Faithfully return all lines, omitting every embedded picture.
%%
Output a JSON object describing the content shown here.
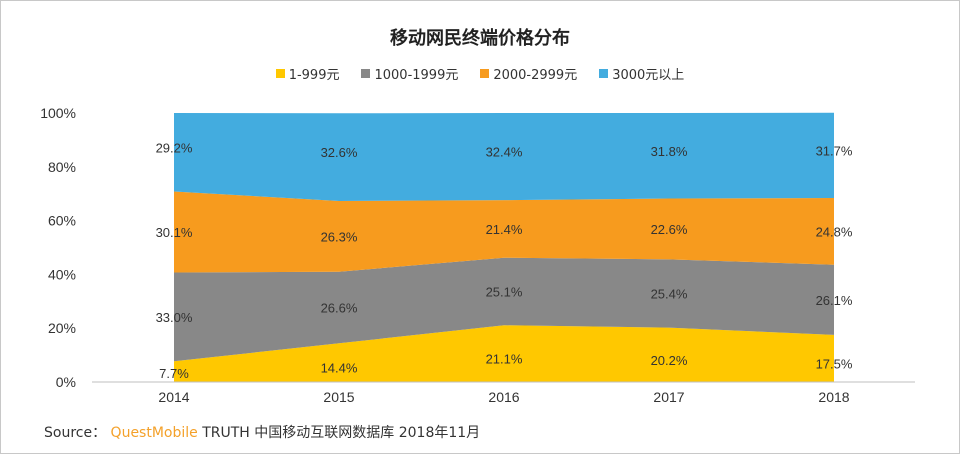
{
  "chart_data": {
    "type": "area",
    "title": "移动网民终端价格分布",
    "categories": [
      "2014",
      "2015",
      "2016",
      "2017",
      "2018"
    ],
    "ylim": [
      0,
      100
    ],
    "yticks": [
      "0%",
      "20%",
      "40%",
      "60%",
      "80%",
      "100%"
    ],
    "stacked": true,
    "legend_position": "top",
    "series": [
      {
        "name": "1-999元",
        "color": "#ffc800",
        "values": [
          7.7,
          14.4,
          21.1,
          20.2,
          17.5
        ],
        "labels": [
          "7.7%",
          "14.4%",
          "21.1%",
          "20.2%",
          "17.5%"
        ]
      },
      {
        "name": "1000-1999元",
        "color": "#888888",
        "values": [
          33.0,
          26.6,
          25.1,
          25.4,
          26.1
        ],
        "labels": [
          "33.0%",
          "26.6%",
          "25.1%",
          "25.4%",
          "26.1%"
        ]
      },
      {
        "name": "2000-2999元",
        "color": "#f79b1e",
        "values": [
          30.1,
          26.3,
          21.4,
          22.6,
          24.8
        ],
        "labels": [
          "30.1%",
          "26.3%",
          "21.4%",
          "22.6%",
          "24.8%"
        ]
      },
      {
        "name": "3000元以上",
        "color": "#43acdf",
        "values": [
          29.2,
          32.6,
          32.4,
          31.8,
          31.7
        ],
        "labels": [
          "29.2%",
          "32.6%",
          "32.4%",
          "31.8%",
          "31.7%"
        ]
      }
    ]
  },
  "source": {
    "prefix": "Source：",
    "brand": "QuestMobile",
    "suffix": " TRUTH 中国移动互联网数据库 2018年11月"
  }
}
%%
## RESULT OF THIS TASK
Output a JSON object describing the content shown here.
{
  "chart_data": {
    "type": "area",
    "title": "移动网民终端价格分布",
    "categories": [
      "2014",
      "2015",
      "2016",
      "2017",
      "2018"
    ],
    "ylim": [
      0,
      100
    ],
    "yticks": [
      "0%",
      "20%",
      "40%",
      "60%",
      "80%",
      "100%"
    ],
    "stacked": true,
    "legend_position": "top",
    "series": [
      {
        "name": "1-999元",
        "color": "#ffc800",
        "values": [
          7.7,
          14.4,
          21.1,
          20.2,
          17.5
        ],
        "labels": [
          "7.7%",
          "14.4%",
          "21.1%",
          "20.2%",
          "17.5%"
        ]
      },
      {
        "name": "1000-1999元",
        "color": "#888888",
        "values": [
          33.0,
          26.6,
          25.1,
          25.4,
          26.1
        ],
        "labels": [
          "33.0%",
          "26.6%",
          "25.1%",
          "25.4%",
          "26.1%"
        ]
      },
      {
        "name": "2000-2999元",
        "color": "#f79b1e",
        "values": [
          30.1,
          26.3,
          21.4,
          22.6,
          24.8
        ],
        "labels": [
          "30.1%",
          "26.3%",
          "21.4%",
          "22.6%",
          "24.8%"
        ]
      },
      {
        "name": "3000元以上",
        "color": "#43acdf",
        "values": [
          29.2,
          32.6,
          32.4,
          31.8,
          31.7
        ],
        "labels": [
          "29.2%",
          "32.6%",
          "32.4%",
          "31.8%",
          "31.7%"
        ]
      }
    ]
  },
  "source": {
    "prefix": "Source：",
    "brand": "QuestMobile",
    "suffix": " TRUTH 中国移动互联网数据库 2018年11月"
  }
}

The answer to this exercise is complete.